*** PROVIDED INFORMATION

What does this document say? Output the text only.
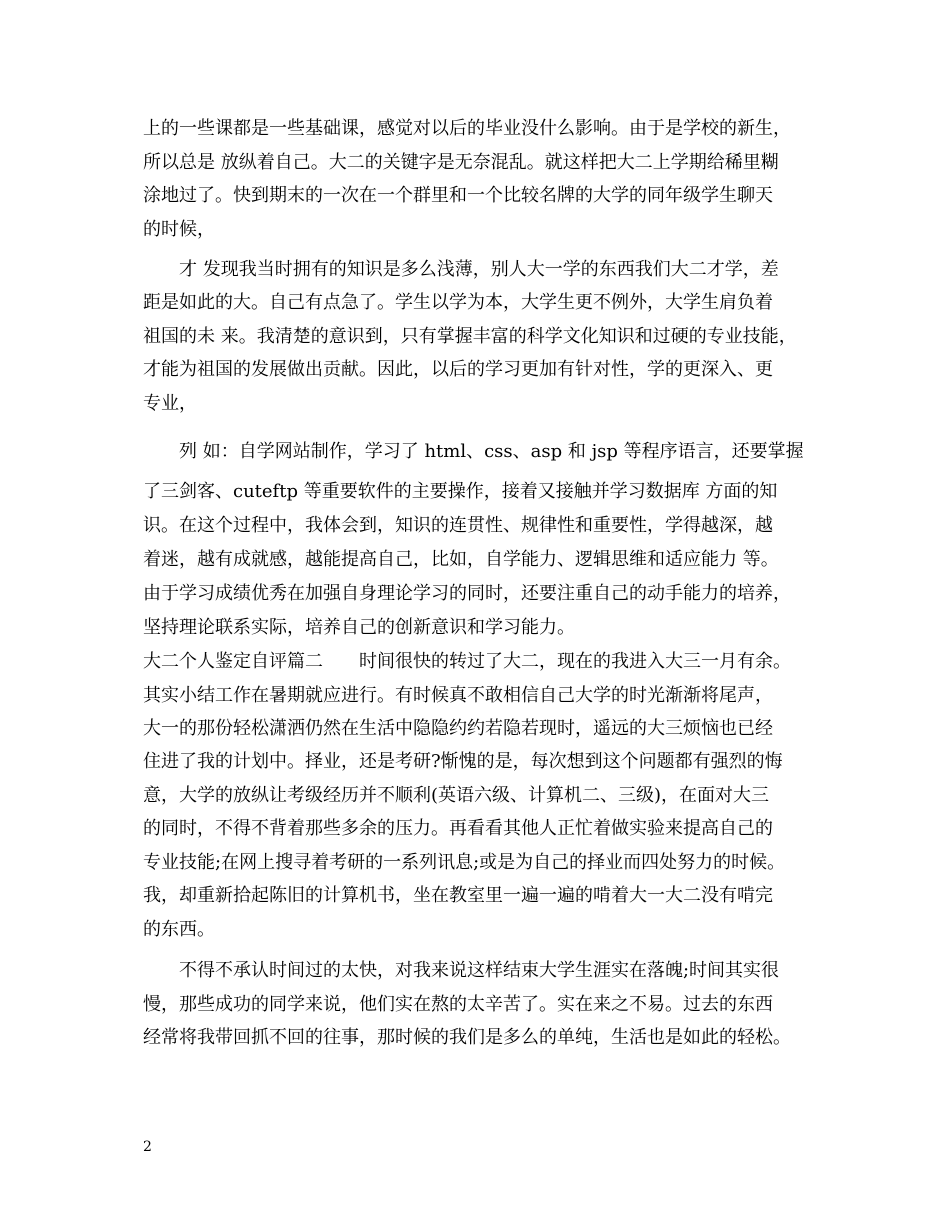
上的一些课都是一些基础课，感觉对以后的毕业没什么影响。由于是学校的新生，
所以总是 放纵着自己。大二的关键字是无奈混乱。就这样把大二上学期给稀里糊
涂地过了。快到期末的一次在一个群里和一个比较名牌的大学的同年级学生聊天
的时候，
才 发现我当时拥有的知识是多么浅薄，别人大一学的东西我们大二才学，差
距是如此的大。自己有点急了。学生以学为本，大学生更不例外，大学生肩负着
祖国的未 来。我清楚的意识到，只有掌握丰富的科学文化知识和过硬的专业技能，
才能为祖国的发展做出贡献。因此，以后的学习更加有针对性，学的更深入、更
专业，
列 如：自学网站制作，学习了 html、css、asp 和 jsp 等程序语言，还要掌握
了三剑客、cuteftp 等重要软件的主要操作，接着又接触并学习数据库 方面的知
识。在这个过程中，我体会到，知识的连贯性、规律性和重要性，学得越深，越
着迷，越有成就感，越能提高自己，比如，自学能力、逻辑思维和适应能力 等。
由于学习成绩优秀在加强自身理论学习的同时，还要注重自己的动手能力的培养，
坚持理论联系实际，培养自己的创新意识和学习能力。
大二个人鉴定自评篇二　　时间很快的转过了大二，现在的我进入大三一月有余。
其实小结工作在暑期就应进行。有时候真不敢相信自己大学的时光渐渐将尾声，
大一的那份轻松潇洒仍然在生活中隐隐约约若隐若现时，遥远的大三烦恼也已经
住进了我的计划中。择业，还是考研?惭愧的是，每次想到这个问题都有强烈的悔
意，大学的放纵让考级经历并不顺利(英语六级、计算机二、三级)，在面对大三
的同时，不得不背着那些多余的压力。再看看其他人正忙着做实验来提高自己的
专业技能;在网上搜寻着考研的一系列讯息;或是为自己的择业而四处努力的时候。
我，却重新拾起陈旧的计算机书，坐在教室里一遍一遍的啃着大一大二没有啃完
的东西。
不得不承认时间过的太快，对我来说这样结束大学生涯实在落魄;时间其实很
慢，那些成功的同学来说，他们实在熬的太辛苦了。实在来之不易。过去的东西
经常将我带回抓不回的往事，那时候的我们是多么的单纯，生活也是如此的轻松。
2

******

● **TASK TO CARRY OUT**
Set each line of the records down exactly, leaving every picture out.

● **ANSWER TO THIS TASK**
What does this document say? Output the text only.
上的一些课都是一些基础课，感觉对以后的毕业没什么影响。由于是学校的新生，
所以总是 放纵着自己。大二的关键字是无奈混乱。就这样把大二上学期给稀里糊
涂地过了。快到期末的一次在一个群里和一个比较名牌的大学的同年级学生聊天
的时候，
才 发现我当时拥有的知识是多么浅薄，别人大一学的东西我们大二才学，差
距是如此的大。自己有点急了。学生以学为本，大学生更不例外，大学生肩负着
祖国的未 来。我清楚的意识到，只有掌握丰富的科学文化知识和过硬的专业技能，
才能为祖国的发展做出贡献。因此，以后的学习更加有针对性，学的更深入、更
专业，
列 如：自学网站制作，学习了 html、css、asp 和 jsp 等程序语言，还要掌握
了三剑客、cuteftp 等重要软件的主要操作，接着又接触并学习数据库 方面的知
识。在这个过程中，我体会到，知识的连贯性、规律性和重要性，学得越深，越
着迷，越有成就感，越能提高自己，比如，自学能力、逻辑思维和适应能力 等。
由于学习成绩优秀在加强自身理论学习的同时，还要注重自己的动手能力的培养，
坚持理论联系实际，培养自己的创新意识和学习能力。
大二个人鉴定自评篇二　　时间很快的转过了大二，现在的我进入大三一月有余。
其实小结工作在暑期就应进行。有时候真不敢相信自己大学的时光渐渐将尾声，
大一的那份轻松潇洒仍然在生活中隐隐约约若隐若现时，遥远的大三烦恼也已经
住进了我的计划中。择业，还是考研?惭愧的是，每次想到这个问题都有强烈的悔
意，大学的放纵让考级经历并不顺利(英语六级、计算机二、三级)，在面对大三
的同时，不得不背着那些多余的压力。再看看其他人正忙着做实验来提高自己的
专业技能;在网上搜寻着考研的一系列讯息;或是为自己的择业而四处努力的时候。
我，却重新拾起陈旧的计算机书，坐在教室里一遍一遍的啃着大一大二没有啃完
的东西。
不得不承认时间过的太快，对我来说这样结束大学生涯实在落魄;时间其实很
慢，那些成功的同学来说，他们实在熬的太辛苦了。实在来之不易。过去的东西
经常将我带回抓不回的往事，那时候的我们是多么的单纯，生活也是如此的轻松。
2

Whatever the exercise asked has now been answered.